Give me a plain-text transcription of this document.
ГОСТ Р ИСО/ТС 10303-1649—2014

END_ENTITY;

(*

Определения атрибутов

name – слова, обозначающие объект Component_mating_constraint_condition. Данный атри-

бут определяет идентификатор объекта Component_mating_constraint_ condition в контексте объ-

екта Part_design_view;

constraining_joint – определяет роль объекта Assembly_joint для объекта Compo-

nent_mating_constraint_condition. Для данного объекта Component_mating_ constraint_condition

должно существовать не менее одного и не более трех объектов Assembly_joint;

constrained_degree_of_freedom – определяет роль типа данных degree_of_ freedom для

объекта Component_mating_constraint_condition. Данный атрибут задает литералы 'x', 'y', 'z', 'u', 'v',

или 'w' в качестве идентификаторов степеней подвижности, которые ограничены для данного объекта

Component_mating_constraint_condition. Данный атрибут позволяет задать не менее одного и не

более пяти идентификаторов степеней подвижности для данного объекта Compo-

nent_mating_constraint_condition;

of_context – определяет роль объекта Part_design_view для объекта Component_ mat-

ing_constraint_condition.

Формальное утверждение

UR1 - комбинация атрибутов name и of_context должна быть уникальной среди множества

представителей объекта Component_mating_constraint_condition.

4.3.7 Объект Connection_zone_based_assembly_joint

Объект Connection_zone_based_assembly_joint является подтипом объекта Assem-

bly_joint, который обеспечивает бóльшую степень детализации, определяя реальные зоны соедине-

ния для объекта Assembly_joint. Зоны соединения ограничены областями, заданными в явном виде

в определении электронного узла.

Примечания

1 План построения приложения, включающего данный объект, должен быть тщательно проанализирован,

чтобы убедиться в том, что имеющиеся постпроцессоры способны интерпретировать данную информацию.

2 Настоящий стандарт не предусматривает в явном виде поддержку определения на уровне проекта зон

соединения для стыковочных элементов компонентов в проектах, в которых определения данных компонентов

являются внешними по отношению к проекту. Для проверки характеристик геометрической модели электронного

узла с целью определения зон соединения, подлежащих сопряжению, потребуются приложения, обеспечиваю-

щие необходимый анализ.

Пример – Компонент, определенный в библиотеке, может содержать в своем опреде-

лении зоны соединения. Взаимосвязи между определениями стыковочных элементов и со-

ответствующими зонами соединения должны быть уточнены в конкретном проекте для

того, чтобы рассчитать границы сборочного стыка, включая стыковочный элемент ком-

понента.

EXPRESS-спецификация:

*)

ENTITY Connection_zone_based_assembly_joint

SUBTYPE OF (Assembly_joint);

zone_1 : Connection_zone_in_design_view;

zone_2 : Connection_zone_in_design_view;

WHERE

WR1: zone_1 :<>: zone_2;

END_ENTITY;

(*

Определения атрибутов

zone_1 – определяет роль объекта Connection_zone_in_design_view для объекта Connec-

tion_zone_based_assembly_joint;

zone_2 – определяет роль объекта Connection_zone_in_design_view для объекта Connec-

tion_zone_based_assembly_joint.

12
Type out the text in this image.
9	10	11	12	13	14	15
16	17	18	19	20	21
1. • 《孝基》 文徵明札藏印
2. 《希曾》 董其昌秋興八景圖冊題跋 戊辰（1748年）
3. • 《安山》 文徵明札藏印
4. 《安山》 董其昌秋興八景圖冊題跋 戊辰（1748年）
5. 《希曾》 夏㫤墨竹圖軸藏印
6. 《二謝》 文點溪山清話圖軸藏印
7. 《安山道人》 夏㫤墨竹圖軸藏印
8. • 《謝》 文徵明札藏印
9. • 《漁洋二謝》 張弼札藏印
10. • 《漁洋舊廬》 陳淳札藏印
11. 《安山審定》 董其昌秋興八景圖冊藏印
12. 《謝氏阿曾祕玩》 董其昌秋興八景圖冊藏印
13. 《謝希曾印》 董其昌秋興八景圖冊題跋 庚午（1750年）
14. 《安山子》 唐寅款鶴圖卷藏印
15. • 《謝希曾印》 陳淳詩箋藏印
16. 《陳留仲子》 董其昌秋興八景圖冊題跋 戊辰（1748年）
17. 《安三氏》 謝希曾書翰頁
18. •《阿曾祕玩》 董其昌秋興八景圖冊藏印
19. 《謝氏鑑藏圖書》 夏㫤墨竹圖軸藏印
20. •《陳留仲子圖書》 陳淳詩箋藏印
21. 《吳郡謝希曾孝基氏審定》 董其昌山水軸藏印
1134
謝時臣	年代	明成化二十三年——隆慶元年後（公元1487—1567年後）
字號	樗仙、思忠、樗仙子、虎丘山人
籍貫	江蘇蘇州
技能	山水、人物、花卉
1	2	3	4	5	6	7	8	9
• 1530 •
==================================================
_Task statement:_ All of the material above needs to be retyped word for word.

_Result below:_
Give me a plain-text transcription of this document.
ГОСТ Р ИСО/ТС 10303-1649—2014

END_ENTITY;

(*

Определения атрибутов

name – слова, обозначающие объект Component_mating_constraint_condition. Данный атри-

бут определяет идентификатор объекта Component_mating_constraint_ condition в контексте объ-

екта Part_design_view;

constraining_joint – определяет роль объекта Assembly_joint для объекта Compo-

nent_mating_constraint_condition. Для данного объекта Component_mating_ constraint_condition

должно существовать не менее одного и не более трех объектов Assembly_joint;

constrained_degree_of_freedom – определяет роль типа данных degree_of_ freedom для

объекта Component_mating_constraint_condition. Данный атрибут задает литералы 'x', 'y', 'z', 'u', 'v',

или 'w' в качестве идентификаторов степеней подвижности, которые ограничены для данного объекта

Component_mating_constraint_condition. Данный атрибут позволяет задать не менее одного и не

более пяти идентификаторов степеней подвижности для данного объекта Compo-

nent_mating_constraint_condition;

of_context – определяет роль объекта Part_design_view для объекта Component_ mat-

ing_constraint_condition.

Формальное утверждение

UR1 - комбинация атрибутов name и of_context должна быть уникальной среди множества

представителей объекта Component_mating_constraint_condition.

4.3.7 Объект Connection_zone_based_assembly_joint

Объект Connection_zone_based_assembly_joint является подтипом объекта Assem-

bly_joint, который обеспечивает бóльшую степень детализации, определяя реальные зоны соедине-

ния для объекта Assembly_joint. Зоны соединения ограничены областями, заданными в явном виде

в определении электронного узла.

Примечания

1 План построения приложения, включающего данный объект, должен быть тщательно проанализирован,

чтобы убедиться в том, что имеющиеся постпроцессоры способны интерпретировать данную информацию.

2 Настоящий стандарт не предусматривает в явном виде поддержку определения на уровне проекта зон

соединения для стыковочных элементов компонентов в проектах, в которых определения данных компонентов

являются внешними по отношению к проекту. Для проверки характеристик геометрической модели электронного

узла с целью определения зон соединения, подлежащих сопряжению, потребуются приложения, обеспечиваю-

щие необходимый анализ.

Пример – Компонент, определенный в библиотеке, может содержать в своем опреде-

лении зоны соединения. Взаимосвязи между определениями стыковочных элементов и со-

ответствующими зонами соединения должны быть уточнены в конкретном проекте для

того, чтобы рассчитать границы сборочного стыка, включая стыковочный элемент ком-

понента.

EXPRESS-спецификация:

*)

ENTITY Connection_zone_based_assembly_joint

SUBTYPE OF (Assembly_joint);

zone_1 : Connection_zone_in_design_view;

zone_2 : Connection_zone_in_design_view;

WHERE

WR1: zone_1 :<>: zone_2;

END_ENTITY;

(*

Определения атрибутов

zone_1 – определяет роль объекта Connection_zone_in_design_view для объекта Connec-

tion_zone_based_assembly_joint;

zone_2 – определяет роль объекта Connection_zone_in_design_view для объекта Connec-

tion_zone_based_assembly_joint.

12
Type out the text in this image.
9	10	11	12	13	14	15
16	17	18	19	20	21
1. • 《孝基》 文徵明札藏印
2. 《希曾》 董其昌秋興八景圖冊題跋 戊辰（1748年）
3. • 《安山》 文徵明札藏印
4. 《安山》 董其昌秋興八景圖冊題跋 戊辰（1748年）
5. 《希曾》 夏㫤墨竹圖軸藏印
6. 《二謝》 文點溪山清話圖軸藏印
7. 《安山道人》 夏㫤墨竹圖軸藏印
8. • 《謝》 文徵明札藏印
9. • 《漁洋二謝》 張弼札藏印
10. • 《漁洋舊廬》 陳淳札藏印
11. 《安山審定》 董其昌秋興八景圖冊藏印
12. 《謝氏阿曾祕玩》 董其昌秋興八景圖冊藏印
13. 《謝希曾印》 董其昌秋興八景圖冊題跋 庚午（1750年）
14. 《安山子》 唐寅款鶴圖卷藏印
15. • 《謝希曾印》 陳淳詩箋藏印
16. 《陳留仲子》 董其昌秋興八景圖冊題跋 戊辰（1748年）
17. 《安三氏》 謝希曾書翰頁
18. •《阿曾祕玩》 董其昌秋興八景圖冊藏印
19. 《謝氏鑑藏圖書》 夏㫤墨竹圖軸藏印
20. •《陳留仲子圖書》 陳淳詩箋藏印
21. 《吳郡謝希曾孝基氏審定》 董其昌山水軸藏印
1134
謝時臣	年代	明成化二十三年——隆慶元年後（公元1487—1567年後）
字號	樗仙、思忠、樗仙子、虎丘山人
籍貫	江蘇蘇州
技能	山水、人物、花卉
1	2	3	4	5	6	7	8	9
• 1530 •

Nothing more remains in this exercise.